> Task requirements
Return the listing lines below exactly as given, covering every entry and leaving out the pictures.

(Layout annotation records)
-.-.-
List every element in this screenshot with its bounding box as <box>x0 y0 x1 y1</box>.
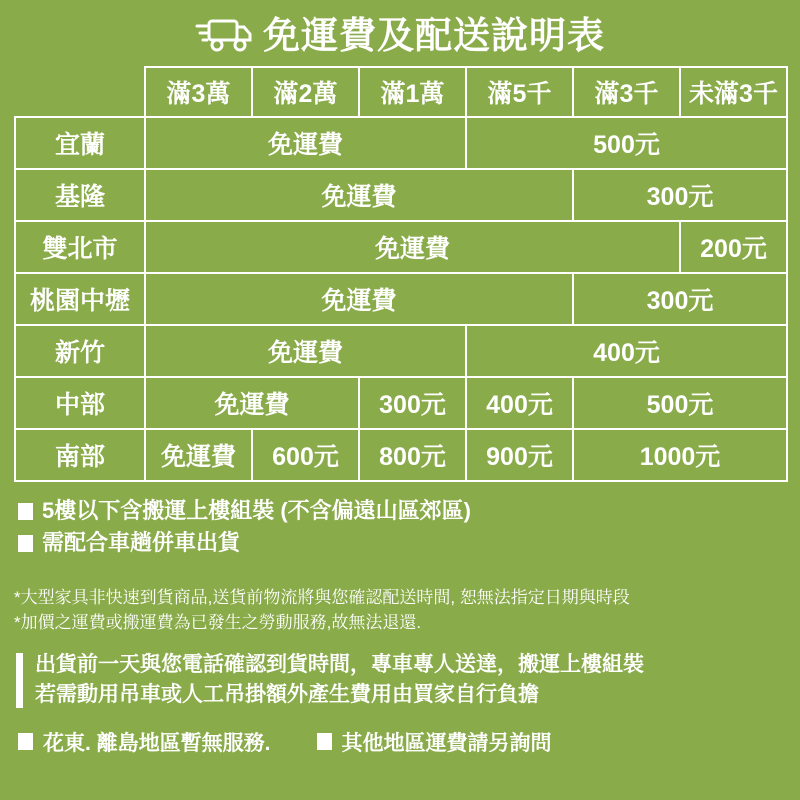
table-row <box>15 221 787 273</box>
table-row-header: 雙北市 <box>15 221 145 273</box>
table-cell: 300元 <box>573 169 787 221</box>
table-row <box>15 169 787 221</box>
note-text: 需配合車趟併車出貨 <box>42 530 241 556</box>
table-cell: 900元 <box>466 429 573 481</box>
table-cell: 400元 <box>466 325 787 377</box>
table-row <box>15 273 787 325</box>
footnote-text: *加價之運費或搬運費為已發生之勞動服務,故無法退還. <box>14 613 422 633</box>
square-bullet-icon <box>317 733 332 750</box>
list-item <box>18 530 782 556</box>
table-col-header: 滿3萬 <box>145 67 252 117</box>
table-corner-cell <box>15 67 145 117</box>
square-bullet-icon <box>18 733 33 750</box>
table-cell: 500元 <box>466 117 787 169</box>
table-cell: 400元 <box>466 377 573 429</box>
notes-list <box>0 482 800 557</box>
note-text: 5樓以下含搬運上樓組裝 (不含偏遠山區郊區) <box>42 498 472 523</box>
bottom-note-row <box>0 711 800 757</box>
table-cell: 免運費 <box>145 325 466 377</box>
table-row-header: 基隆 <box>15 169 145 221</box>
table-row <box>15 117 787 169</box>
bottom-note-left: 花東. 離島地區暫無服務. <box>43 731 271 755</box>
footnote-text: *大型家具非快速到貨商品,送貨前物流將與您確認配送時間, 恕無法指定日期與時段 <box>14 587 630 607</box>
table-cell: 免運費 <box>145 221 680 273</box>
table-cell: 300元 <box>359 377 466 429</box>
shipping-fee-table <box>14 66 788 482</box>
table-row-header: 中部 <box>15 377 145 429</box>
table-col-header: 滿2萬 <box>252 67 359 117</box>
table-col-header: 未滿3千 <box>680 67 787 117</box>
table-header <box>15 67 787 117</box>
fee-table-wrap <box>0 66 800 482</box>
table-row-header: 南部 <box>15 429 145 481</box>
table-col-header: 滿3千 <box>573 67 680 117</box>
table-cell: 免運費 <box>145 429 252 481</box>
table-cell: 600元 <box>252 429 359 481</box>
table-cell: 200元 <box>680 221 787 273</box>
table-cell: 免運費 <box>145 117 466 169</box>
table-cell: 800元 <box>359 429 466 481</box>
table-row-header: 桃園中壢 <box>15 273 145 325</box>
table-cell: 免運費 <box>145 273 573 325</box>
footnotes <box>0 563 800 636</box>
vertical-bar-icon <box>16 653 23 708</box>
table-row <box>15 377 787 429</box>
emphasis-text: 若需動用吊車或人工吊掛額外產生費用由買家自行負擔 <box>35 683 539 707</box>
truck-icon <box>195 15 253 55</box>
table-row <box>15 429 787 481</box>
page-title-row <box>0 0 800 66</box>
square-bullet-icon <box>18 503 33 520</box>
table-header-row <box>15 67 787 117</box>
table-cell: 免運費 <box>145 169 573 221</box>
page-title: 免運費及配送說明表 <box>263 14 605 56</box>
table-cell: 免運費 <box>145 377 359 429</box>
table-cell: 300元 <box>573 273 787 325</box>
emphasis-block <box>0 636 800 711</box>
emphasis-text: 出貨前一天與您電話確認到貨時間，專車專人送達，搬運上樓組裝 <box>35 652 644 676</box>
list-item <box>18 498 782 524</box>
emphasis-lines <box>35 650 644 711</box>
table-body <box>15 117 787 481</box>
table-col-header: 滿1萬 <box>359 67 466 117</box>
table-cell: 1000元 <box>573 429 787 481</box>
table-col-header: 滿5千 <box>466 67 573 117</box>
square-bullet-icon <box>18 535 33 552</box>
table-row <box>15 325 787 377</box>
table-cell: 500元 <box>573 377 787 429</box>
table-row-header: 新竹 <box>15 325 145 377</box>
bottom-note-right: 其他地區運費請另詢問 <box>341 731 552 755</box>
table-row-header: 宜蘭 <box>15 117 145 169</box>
-.-.-
> Output for this task
List every element in this screenshot with its bounding box as <box>x0 y0 x1 y1</box>.
table-row <box>15 221 787 273</box>
table-row-header: 雙北市 <box>15 221 145 273</box>
table-cell: 300元 <box>573 169 787 221</box>
table-row <box>15 169 787 221</box>
note-text: 需配合車趟併車出貨 <box>42 530 241 556</box>
table-cell: 900元 <box>466 429 573 481</box>
table-cell: 400元 <box>466 325 787 377</box>
table-row <box>15 273 787 325</box>
footnote-text: *加價之運費或搬運費為已發生之勞動服務,故無法退還. <box>14 613 422 633</box>
square-bullet-icon <box>317 733 332 750</box>
list-item <box>18 530 782 556</box>
table-col-header: 滿3萬 <box>145 67 252 117</box>
table-corner-cell <box>15 67 145 117</box>
square-bullet-icon <box>18 733 33 750</box>
table-cell: 500元 <box>466 117 787 169</box>
table-cell: 400元 <box>466 377 573 429</box>
notes-list <box>0 482 800 557</box>
note-text: 5樓以下含搬運上樓組裝 (不含偏遠山區郊區) <box>42 498 472 523</box>
bottom-note-row <box>0 711 800 757</box>
table-cell: 免運費 <box>145 325 466 377</box>
table-row-header: 基隆 <box>15 169 145 221</box>
table-row <box>15 117 787 169</box>
bottom-note-left: 花東. 離島地區暫無服務. <box>43 731 271 755</box>
footnote-text: *大型家具非快速到貨商品,送貨前物流將與您確認配送時間, 恕無法指定日期與時段 <box>14 587 630 607</box>
table-cell: 免運費 <box>145 221 680 273</box>
table-cell: 300元 <box>359 377 466 429</box>
shipping-fee-table <box>14 66 788 482</box>
table-row-header: 中部 <box>15 377 145 429</box>
table-col-header: 滿2萬 <box>252 67 359 117</box>
table-col-header: 未滿3千 <box>680 67 787 117</box>
table-header <box>15 67 787 117</box>
fee-table-wrap <box>0 66 800 482</box>
table-row-header: 南部 <box>15 429 145 481</box>
table-col-header: 滿3千 <box>573 67 680 117</box>
table-cell: 免運費 <box>145 429 252 481</box>
table-cell: 600元 <box>252 429 359 481</box>
table-cell: 200元 <box>680 221 787 273</box>
table-cell: 免運費 <box>145 117 466 169</box>
table-cell: 800元 <box>359 429 466 481</box>
table-row-header: 桃園中壢 <box>15 273 145 325</box>
table-cell: 免運費 <box>145 273 573 325</box>
footnotes <box>0 563 800 636</box>
vertical-bar-icon <box>16 653 23 708</box>
table-row <box>15 377 787 429</box>
emphasis-text: 若需動用吊車或人工吊掛額外產生費用由買家自行負擔 <box>35 683 539 707</box>
truck-icon <box>195 15 253 55</box>
table-row <box>15 429 787 481</box>
page-title-row <box>0 0 800 66</box>
square-bullet-icon <box>18 503 33 520</box>
table-header-row <box>15 67 787 117</box>
table-cell: 免運費 <box>145 169 573 221</box>
page-title: 免運費及配送說明表 <box>263 14 605 56</box>
table-cell: 免運費 <box>145 377 359 429</box>
table-cell: 300元 <box>573 273 787 325</box>
emphasis-block <box>0 636 800 711</box>
emphasis-text: 出貨前一天與您電話確認到貨時間，專車專人送達，搬運上樓組裝 <box>35 652 644 676</box>
list-item <box>18 498 782 524</box>
emphasis-lines <box>35 650 644 711</box>
table-body <box>15 117 787 481</box>
table-col-header: 滿1萬 <box>359 67 466 117</box>
table-cell: 1000元 <box>573 429 787 481</box>
table-col-header: 滿5千 <box>466 67 573 117</box>
square-bullet-icon <box>18 535 33 552</box>
table-row <box>15 325 787 377</box>
table-cell: 500元 <box>573 377 787 429</box>
table-row-header: 新竹 <box>15 325 145 377</box>
bottom-note-right: 其他地區運費請另詢問 <box>341 731 552 755</box>
table-row-header: 宜蘭 <box>15 117 145 169</box>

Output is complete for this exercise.